## start SUPPLIED RECORDS

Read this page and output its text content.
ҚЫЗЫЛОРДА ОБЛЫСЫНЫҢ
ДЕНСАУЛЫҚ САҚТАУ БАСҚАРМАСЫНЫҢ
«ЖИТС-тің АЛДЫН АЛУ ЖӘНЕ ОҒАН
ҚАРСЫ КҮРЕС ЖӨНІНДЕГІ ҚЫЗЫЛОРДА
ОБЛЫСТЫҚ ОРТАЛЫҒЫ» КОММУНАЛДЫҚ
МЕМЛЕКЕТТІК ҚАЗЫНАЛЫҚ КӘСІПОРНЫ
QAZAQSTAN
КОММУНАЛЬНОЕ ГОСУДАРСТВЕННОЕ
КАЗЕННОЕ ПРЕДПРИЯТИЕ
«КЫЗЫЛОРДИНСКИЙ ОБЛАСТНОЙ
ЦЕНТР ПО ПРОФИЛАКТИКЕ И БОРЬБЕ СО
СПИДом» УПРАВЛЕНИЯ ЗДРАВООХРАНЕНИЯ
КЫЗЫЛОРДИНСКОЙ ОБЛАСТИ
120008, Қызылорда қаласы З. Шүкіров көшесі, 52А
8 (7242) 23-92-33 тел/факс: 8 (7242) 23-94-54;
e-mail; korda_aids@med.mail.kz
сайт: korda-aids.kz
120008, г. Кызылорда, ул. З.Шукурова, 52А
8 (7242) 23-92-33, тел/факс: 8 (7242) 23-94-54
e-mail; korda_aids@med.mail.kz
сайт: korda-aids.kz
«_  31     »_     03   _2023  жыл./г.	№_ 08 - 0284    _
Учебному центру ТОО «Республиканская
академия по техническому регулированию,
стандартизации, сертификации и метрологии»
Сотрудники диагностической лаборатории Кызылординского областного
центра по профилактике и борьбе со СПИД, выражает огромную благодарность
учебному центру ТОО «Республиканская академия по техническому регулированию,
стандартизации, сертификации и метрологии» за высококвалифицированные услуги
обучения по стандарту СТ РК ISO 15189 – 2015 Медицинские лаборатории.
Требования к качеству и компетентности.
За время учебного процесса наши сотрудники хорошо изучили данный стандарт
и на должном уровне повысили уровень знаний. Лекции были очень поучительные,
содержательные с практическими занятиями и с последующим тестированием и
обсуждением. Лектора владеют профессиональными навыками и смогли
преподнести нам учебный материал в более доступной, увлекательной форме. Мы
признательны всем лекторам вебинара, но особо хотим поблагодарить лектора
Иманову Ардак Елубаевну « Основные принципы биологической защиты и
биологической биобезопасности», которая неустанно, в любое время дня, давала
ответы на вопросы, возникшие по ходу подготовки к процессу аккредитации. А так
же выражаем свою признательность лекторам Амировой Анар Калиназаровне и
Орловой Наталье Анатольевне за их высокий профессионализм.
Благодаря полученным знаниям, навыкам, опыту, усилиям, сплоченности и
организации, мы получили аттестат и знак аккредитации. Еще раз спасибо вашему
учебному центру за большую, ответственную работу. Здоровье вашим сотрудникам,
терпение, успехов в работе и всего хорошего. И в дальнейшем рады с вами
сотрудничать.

## end SUPPLIED RECORDS

Report all lines of the material that contain the word "лекторам".

TASK SOLUTION -
признательны всем лекторам вебинара, но особо хотим поблагодарить лектора
же выражаем свою признательность лекторам Амировой Анар Калиназаровне и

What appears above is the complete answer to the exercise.